▸ Task prompt
The listing must be reproduced in full, exactly as it stands.

(Extracted records)

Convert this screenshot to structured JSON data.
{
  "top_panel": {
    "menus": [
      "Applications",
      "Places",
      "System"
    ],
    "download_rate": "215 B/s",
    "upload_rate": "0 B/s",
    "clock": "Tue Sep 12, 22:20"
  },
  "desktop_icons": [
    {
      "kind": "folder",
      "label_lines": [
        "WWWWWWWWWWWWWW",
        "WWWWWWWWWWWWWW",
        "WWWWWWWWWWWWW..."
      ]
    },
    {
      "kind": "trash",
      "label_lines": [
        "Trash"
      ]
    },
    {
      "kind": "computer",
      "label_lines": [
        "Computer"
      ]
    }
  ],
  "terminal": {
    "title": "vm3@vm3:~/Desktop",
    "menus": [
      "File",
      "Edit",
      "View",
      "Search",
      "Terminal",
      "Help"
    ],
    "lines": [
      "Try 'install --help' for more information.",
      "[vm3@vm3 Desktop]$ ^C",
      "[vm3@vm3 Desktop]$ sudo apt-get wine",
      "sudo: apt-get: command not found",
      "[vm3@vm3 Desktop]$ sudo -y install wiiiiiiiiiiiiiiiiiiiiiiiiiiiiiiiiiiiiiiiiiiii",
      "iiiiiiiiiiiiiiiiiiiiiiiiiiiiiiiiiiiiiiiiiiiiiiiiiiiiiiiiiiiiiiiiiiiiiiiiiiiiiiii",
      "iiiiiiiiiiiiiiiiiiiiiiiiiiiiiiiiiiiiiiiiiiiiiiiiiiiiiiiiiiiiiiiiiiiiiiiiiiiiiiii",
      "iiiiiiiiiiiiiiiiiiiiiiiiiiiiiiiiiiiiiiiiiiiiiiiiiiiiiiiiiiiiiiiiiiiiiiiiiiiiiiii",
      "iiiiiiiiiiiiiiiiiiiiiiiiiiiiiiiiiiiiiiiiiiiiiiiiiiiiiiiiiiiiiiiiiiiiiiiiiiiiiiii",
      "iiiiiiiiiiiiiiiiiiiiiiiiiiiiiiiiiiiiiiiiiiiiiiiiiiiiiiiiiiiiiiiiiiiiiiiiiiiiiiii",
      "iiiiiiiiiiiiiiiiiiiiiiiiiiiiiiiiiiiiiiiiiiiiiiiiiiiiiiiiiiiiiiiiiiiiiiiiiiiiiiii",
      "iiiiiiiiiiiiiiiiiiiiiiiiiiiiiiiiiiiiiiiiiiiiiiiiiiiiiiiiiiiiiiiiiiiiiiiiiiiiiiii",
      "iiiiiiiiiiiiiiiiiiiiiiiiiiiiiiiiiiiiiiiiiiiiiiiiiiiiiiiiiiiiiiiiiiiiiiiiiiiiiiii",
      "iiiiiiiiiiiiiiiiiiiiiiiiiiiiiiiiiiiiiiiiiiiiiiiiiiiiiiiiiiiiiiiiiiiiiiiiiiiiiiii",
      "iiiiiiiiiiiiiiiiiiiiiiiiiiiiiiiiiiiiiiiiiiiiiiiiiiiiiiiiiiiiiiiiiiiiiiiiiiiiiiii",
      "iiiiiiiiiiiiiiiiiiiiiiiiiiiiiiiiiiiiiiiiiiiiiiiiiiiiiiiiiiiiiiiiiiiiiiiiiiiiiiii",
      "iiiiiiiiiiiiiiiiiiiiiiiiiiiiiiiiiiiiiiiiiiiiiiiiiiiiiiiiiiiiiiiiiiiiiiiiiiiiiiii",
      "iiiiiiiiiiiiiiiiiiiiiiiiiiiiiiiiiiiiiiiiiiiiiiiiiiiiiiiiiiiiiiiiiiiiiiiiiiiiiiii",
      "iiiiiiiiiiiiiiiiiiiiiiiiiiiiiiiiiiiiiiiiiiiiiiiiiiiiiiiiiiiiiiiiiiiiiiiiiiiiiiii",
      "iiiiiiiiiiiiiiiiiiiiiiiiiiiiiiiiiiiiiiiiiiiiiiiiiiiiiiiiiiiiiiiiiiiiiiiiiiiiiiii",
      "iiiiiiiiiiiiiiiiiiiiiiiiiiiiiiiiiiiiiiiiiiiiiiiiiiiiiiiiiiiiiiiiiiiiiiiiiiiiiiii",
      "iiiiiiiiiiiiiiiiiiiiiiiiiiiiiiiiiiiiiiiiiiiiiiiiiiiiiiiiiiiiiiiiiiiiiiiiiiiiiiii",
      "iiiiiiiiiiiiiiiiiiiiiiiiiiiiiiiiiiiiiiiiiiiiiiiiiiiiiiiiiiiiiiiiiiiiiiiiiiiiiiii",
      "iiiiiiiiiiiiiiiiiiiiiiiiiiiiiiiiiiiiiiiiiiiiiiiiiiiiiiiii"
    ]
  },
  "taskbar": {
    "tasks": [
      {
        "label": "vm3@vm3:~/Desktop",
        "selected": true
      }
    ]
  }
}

▸ Response for this exercise
Convert this screenshot to structured JSON data.
{
  "top_panel": {
    "menus": [
      "Applications",
      "Places",
      "System"
    ],
    "download_rate": "215 B/s",
    "upload_rate": "0 B/s",
    "clock": "Tue Sep 12, 22:20"
  },
  "desktop_icons": [
    {
      "kind": "folder",
      "label_lines": [
        "WWWWWWWWWWWWWW",
        "WWWWWWWWWWWWWW",
        "WWWWWWWWWWWWW..."
      ]
    },
    {
      "kind": "trash",
      "label_lines": [
        "Trash"
      ]
    },
    {
      "kind": "computer",
      "label_lines": [
        "Computer"
      ]
    }
  ],
  "terminal": {
    "title": "vm3@vm3:~/Desktop",
    "menus": [
      "File",
      "Edit",
      "View",
      "Search",
      "Terminal",
      "Help"
    ],
    "lines": [
      "Try 'install --help' for more information.",
      "[vm3@vm3 Desktop]$ ^C",
      "[vm3@vm3 Desktop]$ sudo apt-get wine",
      "sudo: apt-get: command not found",
      "[vm3@vm3 Desktop]$ sudo -y install wiiiiiiiiiiiiiiiiiiiiiiiiiiiiiiiiiiiiiiiiiiii",
      "iiiiiiiiiiiiiiiiiiiiiiiiiiiiiiiiiiiiiiiiiiiiiiiiiiiiiiiiiiiiiiiiiiiiiiiiiiiiiiii",
      "iiiiiiiiiiiiiiiiiiiiiiiiiiiiiiiiiiiiiiiiiiiiiiiiiiiiiiiiiiiiiiiiiiiiiiiiiiiiiiii",
      "iiiiiiiiiiiiiiiiiiiiiiiiiiiiiiiiiiiiiiiiiiiiiiiiiiiiiiiiiiiiiiiiiiiiiiiiiiiiiiii",
      "iiiiiiiiiiiiiiiiiiiiiiiiiiiiiiiiiiiiiiiiiiiiiiiiiiiiiiiiiiiiiiiiiiiiiiiiiiiiiiii",
      "iiiiiiiiiiiiiiiiiiiiiiiiiiiiiiiiiiiiiiiiiiiiiiiiiiiiiiiiiiiiiiiiiiiiiiiiiiiiiiii",
      "iiiiiiiiiiiiiiiiiiiiiiiiiiiiiiiiiiiiiiiiiiiiiiiiiiiiiiiiiiiiiiiiiiiiiiiiiiiiiiii",
      "iiiiiiiiiiiiiiiiiiiiiiiiiiiiiiiiiiiiiiiiiiiiiiiiiiiiiiiiiiiiiiiiiiiiiiiiiiiiiiii",
      "iiiiiiiiiiiiiiiiiiiiiiiiiiiiiiiiiiiiiiiiiiiiiiiiiiiiiiiiiiiiiiiiiiiiiiiiiiiiiiii",
      "iiiiiiiiiiiiiiiiiiiiiiiiiiiiiiiiiiiiiiiiiiiiiiiiiiiiiiiiiiiiiiiiiiiiiiiiiiiiiiii",
      "iiiiiiiiiiiiiiiiiiiiiiiiiiiiiiiiiiiiiiiiiiiiiiiiiiiiiiiiiiiiiiiiiiiiiiiiiiiiiiii",
      "iiiiiiiiiiiiiiiiiiiiiiiiiiiiiiiiiiiiiiiiiiiiiiiiiiiiiiiiiiiiiiiiiiiiiiiiiiiiiiii",
      "iiiiiiiiiiiiiiiiiiiiiiiiiiiiiiiiiiiiiiiiiiiiiiiiiiiiiiiiiiiiiiiiiiiiiiiiiiiiiiii",
      "iiiiiiiiiiiiiiiiiiiiiiiiiiiiiiiiiiiiiiiiiiiiiiiiiiiiiiiiiiiiiiiiiiiiiiiiiiiiiiii",
      "iiiiiiiiiiiiiiiiiiiiiiiiiiiiiiiiiiiiiiiiiiiiiiiiiiiiiiiiiiiiiiiiiiiiiiiiiiiiiiii",
      "iiiiiiiiiiiiiiiiiiiiiiiiiiiiiiiiiiiiiiiiiiiiiiiiiiiiiiiiiiiiiiiiiiiiiiiiiiiiiiii",
      "iiiiiiiiiiiiiiiiiiiiiiiiiiiiiiiiiiiiiiiiiiiiiiiiiiiiiiiiiiiiiiiiiiiiiiiiiiiiiiii",
      "iiiiiiiiiiiiiiiiiiiiiiiiiiiiiiiiiiiiiiiiiiiiiiiiiiiiiiiiiiiiiiiiiiiiiiiiiiiiiiii",
      "iiiiiiiiiiiiiiiiiiiiiiiiiiiiiiiiiiiiiiiiiiiiiiiiiiiiiiiiiiiiiiiiiiiiiiiiiiiiiiii",
      "iiiiiiiiiiiiiiiiiiiiiiiiiiiiiiiiiiiiiiiiiiiiiiiiiiiiiiiii"
    ]
  },
  "taskbar": {
    "tasks": [
      {
        "label": "vm3@vm3:~/Desktop",
        "selected": true
      }
    ]
  }
}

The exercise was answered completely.